▶ DATA
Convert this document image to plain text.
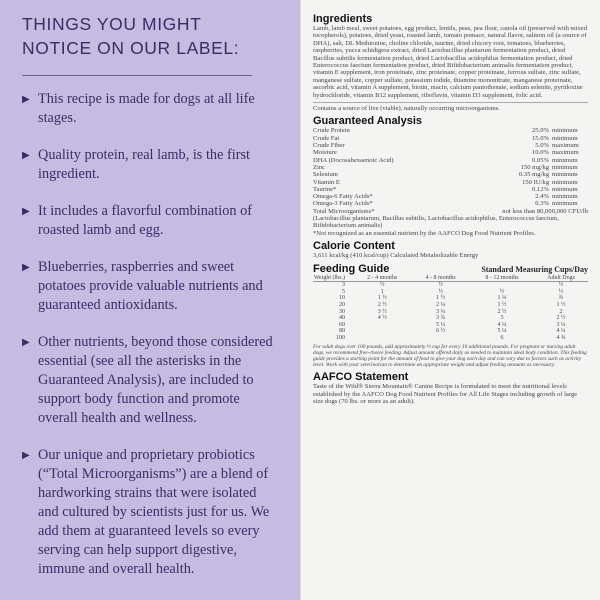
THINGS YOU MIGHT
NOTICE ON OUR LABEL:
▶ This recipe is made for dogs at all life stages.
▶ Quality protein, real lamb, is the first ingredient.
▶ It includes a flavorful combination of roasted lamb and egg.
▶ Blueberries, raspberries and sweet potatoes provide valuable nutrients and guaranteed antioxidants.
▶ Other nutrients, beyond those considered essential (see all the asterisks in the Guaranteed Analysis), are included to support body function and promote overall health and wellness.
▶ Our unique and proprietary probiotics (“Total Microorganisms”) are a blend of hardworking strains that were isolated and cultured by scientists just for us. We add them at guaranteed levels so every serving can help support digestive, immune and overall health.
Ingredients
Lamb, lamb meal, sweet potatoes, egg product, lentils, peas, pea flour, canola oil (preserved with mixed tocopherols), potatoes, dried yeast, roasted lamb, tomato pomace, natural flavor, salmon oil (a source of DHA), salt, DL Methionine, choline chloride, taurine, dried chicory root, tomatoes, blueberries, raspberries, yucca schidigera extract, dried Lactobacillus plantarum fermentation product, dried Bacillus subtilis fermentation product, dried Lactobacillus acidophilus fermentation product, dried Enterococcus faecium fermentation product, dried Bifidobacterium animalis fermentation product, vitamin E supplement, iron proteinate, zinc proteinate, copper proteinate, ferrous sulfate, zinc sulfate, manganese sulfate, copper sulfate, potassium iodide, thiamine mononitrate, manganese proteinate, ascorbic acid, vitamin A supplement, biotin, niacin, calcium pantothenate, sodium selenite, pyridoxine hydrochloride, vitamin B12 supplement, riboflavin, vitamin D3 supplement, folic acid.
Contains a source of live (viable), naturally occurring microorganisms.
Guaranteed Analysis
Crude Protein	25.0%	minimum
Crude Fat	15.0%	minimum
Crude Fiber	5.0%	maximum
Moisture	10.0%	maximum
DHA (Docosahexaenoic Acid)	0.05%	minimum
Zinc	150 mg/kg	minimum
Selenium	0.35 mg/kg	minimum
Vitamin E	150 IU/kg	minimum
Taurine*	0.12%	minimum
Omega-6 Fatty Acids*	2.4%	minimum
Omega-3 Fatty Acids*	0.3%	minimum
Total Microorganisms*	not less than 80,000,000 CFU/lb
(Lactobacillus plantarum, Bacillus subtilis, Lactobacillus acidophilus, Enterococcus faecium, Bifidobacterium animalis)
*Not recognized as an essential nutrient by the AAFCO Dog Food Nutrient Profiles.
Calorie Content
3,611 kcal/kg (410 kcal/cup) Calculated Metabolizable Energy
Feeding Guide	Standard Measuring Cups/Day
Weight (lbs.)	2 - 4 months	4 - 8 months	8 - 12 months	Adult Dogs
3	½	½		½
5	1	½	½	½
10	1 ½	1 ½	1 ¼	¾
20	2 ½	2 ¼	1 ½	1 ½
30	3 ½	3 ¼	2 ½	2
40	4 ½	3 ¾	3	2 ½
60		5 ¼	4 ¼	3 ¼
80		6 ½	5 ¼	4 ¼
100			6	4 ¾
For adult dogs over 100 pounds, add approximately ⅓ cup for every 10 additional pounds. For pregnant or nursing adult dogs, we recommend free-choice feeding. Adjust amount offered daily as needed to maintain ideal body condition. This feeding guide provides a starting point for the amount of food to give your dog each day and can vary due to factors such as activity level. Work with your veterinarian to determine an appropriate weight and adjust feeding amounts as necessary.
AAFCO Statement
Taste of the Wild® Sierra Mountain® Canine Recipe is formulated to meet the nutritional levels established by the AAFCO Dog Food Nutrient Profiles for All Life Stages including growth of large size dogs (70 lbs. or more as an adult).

▶ PROMPT
Find and copy every line in the entries above where the string "Analysis" occurs.

▶ FINAL ANSWER
▶ Other nutrients, beyond those considered essential (see all the asterisks in the Guaranteed Analysis), are included to support body function and promote overall health and wellness.
Guaranteed Analysis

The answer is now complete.